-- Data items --

—————

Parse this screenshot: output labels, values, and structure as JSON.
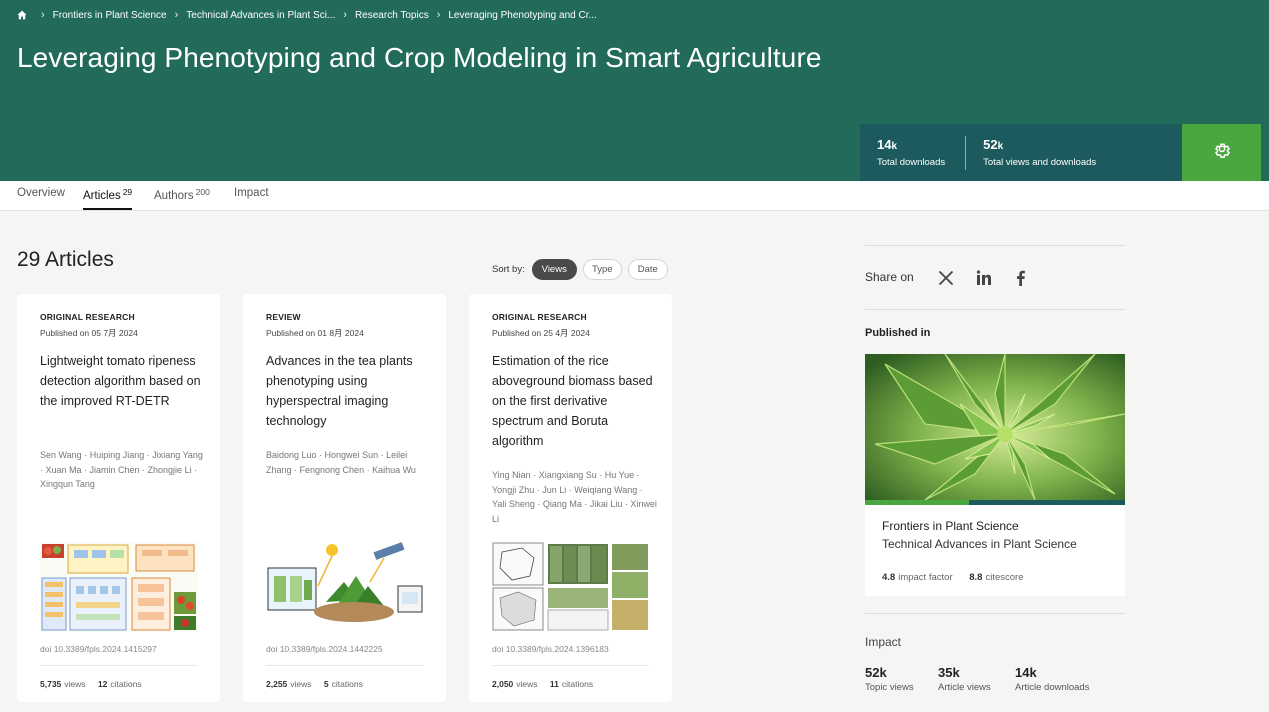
{
  "breadcrumb": {
    "items": [
      "Frontiers in Plant Science",
      "Technical Advances in Plant Sci...",
      "Research Topics",
      "Leveraging Phenotyping and Cr..."
    ]
  },
  "header": {
    "title": "Leveraging Phenotyping and Crop Modeling in Smart Agriculture",
    "stats": [
      {
        "value": "14",
        "unit": "k",
        "label": "Total downloads"
      },
      {
        "value": "52",
        "unit": "k",
        "label": "Total views and downloads"
      }
    ],
    "accent": "#226b5b",
    "stats_bg": "#1d5a5e",
    "settings_bg": "#4aa63e"
  },
  "tabs": [
    {
      "label": "Overview",
      "count": ""
    },
    {
      "label": "Articles",
      "count": "29"
    },
    {
      "label": "Authors",
      "count": "200"
    },
    {
      "label": "Impact",
      "count": ""
    }
  ],
  "main": {
    "heading": "29 Articles",
    "sort": {
      "label": "Sort by:",
      "options": [
        "Views",
        "Type",
        "Date"
      ],
      "selected": "Views"
    }
  },
  "articles": [
    {
      "type": "ORIGINAL RESEARCH",
      "published": "Published on 05 7月 2024",
      "title": "Lightweight tomato ripeness detection algorithm based on the improved RT-DETR",
      "authors": "Sen Wang · Huiping Jiang · Jixiang Yang · Xuan Ma · Jiamin Chen · Zhongjie Li · Xingqun Tang",
      "doi": "doi 10.3389/fpls.2024.1415297",
      "views": "5,735",
      "views_label": "views",
      "citations": "12",
      "citations_label": "citations"
    },
    {
      "type": "REVIEW",
      "published": "Published on 01 8月 2024",
      "title": "Advances in the tea plants phenotyping using hyperspectral imaging technology",
      "authors": "Baidong Luo · Hongwei Sun · Leilei Zhang · Fengnong Chen · Kaihua Wu",
      "doi": "doi 10.3389/fpls.2024.1442225",
      "views": "2,255",
      "views_label": "views",
      "citations": "5",
      "citations_label": "citations"
    },
    {
      "type": "ORIGINAL RESEARCH",
      "published": "Published on 25 4月 2024",
      "title": "Estimation of the rice aboveground biomass based on the first derivative spectrum and Boruta algorithm",
      "authors": "Ying Nian · Xiangxiang Su · Hu Yue · Yongji Zhu · Jun Li · Weiqiang Wang · Yali Sheng · Qiang Ma · Jikai Liu · Xinwei Li",
      "doi": "doi 10.3389/fpls.2024.1396183",
      "views": "2,050",
      "views_label": "views",
      "citations": "11",
      "citations_label": "citations"
    }
  ],
  "sidebar": {
    "share_label": "Share on",
    "share_icons": [
      "x-icon",
      "linkedin-icon",
      "facebook-icon"
    ],
    "published_label": "Published in",
    "journal": {
      "name": "Frontiers in Plant Science",
      "section": "Technical Advances in Plant Science",
      "impact_factor": "4.8",
      "impact_factor_label": "impact factor",
      "citescore": "8.8",
      "citescore_label": "citescore",
      "bar_fill_fraction": 0.4
    },
    "impact": {
      "label": "Impact",
      "stats": [
        {
          "value": "52k",
          "label": "Topic views"
        },
        {
          "value": "35k",
          "label": "Article views"
        },
        {
          "value": "14k",
          "label": "Article downloads"
        }
      ]
    }
  }
}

—————

-- PROBLEM TO WORK ON --
Leave out every picture and copy the rest of the records exactly.

-- SOLUTION FOR THIS EXERCISE --
Parse this screenshot: output labels, values, and structure as JSON.
{
  "breadcrumb": {
    "items": [
      "Frontiers in Plant Science",
      "Technical Advances in Plant Sci...",
      "Research Topics",
      "Leveraging Phenotyping and Cr..."
    ]
  },
  "header": {
    "title": "Leveraging Phenotyping and Crop Modeling in Smart Agriculture",
    "stats": [
      {
        "value": "14",
        "unit": "k",
        "label": "Total downloads"
      },
      {
        "value": "52",
        "unit": "k",
        "label": "Total views and downloads"
      }
    ],
    "accent": "#226b5b",
    "stats_bg": "#1d5a5e",
    "settings_bg": "#4aa63e"
  },
  "tabs": [
    {
      "label": "Overview",
      "count": ""
    },
    {
      "label": "Articles",
      "count": "29"
    },
    {
      "label": "Authors",
      "count": "200"
    },
    {
      "label": "Impact",
      "count": ""
    }
  ],
  "main": {
    "heading": "29 Articles",
    "sort": {
      "label": "Sort by:",
      "options": [
        "Views",
        "Type",
        "Date"
      ],
      "selected": "Views"
    }
  },
  "articles": [
    {
      "type": "ORIGINAL RESEARCH",
      "published": "Published on 05 7月 2024",
      "title": "Lightweight tomato ripeness detection algorithm based on the improved RT-DETR",
      "authors": "Sen Wang · Huiping Jiang · Jixiang Yang · Xuan Ma · Jiamin Chen · Zhongjie Li · Xingqun Tang",
      "doi": "doi 10.3389/fpls.2024.1415297",
      "views": "5,735",
      "views_label": "views",
      "citations": "12",
      "citations_label": "citations"
    },
    {
      "type": "REVIEW",
      "published": "Published on 01 8月 2024",
      "title": "Advances in the tea plants phenotyping using hyperspectral imaging technology",
      "authors": "Baidong Luo · Hongwei Sun · Leilei Zhang · Fengnong Chen · Kaihua Wu",
      "doi": "doi 10.3389/fpls.2024.1442225",
      "views": "2,255",
      "views_label": "views",
      "citations": "5",
      "citations_label": "citations"
    },
    {
      "type": "ORIGINAL RESEARCH",
      "published": "Published on 25 4月 2024",
      "title": "Estimation of the rice aboveground biomass based on the first derivative spectrum and Boruta algorithm",
      "authors": "Ying Nian · Xiangxiang Su · Hu Yue · Yongji Zhu · Jun Li · Weiqiang Wang · Yali Sheng · Qiang Ma · Jikai Liu · Xinwei Li",
      "doi": "doi 10.3389/fpls.2024.1396183",
      "views": "2,050",
      "views_label": "views",
      "citations": "11",
      "citations_label": "citations"
    }
  ],
  "sidebar": {
    "share_label": "Share on",
    "share_icons": [
      "x-icon",
      "linkedin-icon",
      "facebook-icon"
    ],
    "published_label": "Published in",
    "journal": {
      "name": "Frontiers in Plant Science",
      "section": "Technical Advances in Plant Science",
      "impact_factor": "4.8",
      "impact_factor_label": "impact factor",
      "citescore": "8.8",
      "citescore_label": "citescore",
      "bar_fill_fraction": 0.4
    },
    "impact": {
      "label": "Impact",
      "stats": [
        {
          "value": "52k",
          "label": "Topic views"
        },
        {
          "value": "35k",
          "label": "Article views"
        },
        {
          "value": "14k",
          "label": "Article downloads"
        }
      ]
    }
  }
}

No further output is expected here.